═══ Record excerpts

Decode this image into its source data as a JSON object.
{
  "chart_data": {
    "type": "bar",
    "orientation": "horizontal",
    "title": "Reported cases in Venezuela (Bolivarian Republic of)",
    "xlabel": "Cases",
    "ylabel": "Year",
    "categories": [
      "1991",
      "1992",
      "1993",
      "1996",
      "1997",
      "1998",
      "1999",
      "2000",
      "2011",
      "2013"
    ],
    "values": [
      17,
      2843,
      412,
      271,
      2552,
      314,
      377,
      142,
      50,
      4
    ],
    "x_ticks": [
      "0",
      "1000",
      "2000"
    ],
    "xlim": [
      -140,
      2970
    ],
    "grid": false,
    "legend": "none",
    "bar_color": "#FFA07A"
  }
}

══════

* _Task description_
Extract the full set of entries word for word.

* _Answer to this task_
Decode this image into its source data as a JSON object.
{
  "chart_data": {
    "type": "bar",
    "orientation": "horizontal",
    "title": "Reported cases in Venezuela (Bolivarian Republic of)",
    "xlabel": "Cases",
    "ylabel": "Year",
    "categories": [
      "1991",
      "1992",
      "1993",
      "1996",
      "1997",
      "1998",
      "1999",
      "2000",
      "2011",
      "2013"
    ],
    "values": [
      17,
      2843,
      412,
      271,
      2552,
      314,
      377,
      142,
      50,
      4
    ],
    "x_ticks": [
      "0",
      "1000",
      "2000"
    ],
    "xlim": [
      -140,
      2970
    ],
    "grid": false,
    "legend": "none",
    "bar_color": "#FFA07A"
  }
}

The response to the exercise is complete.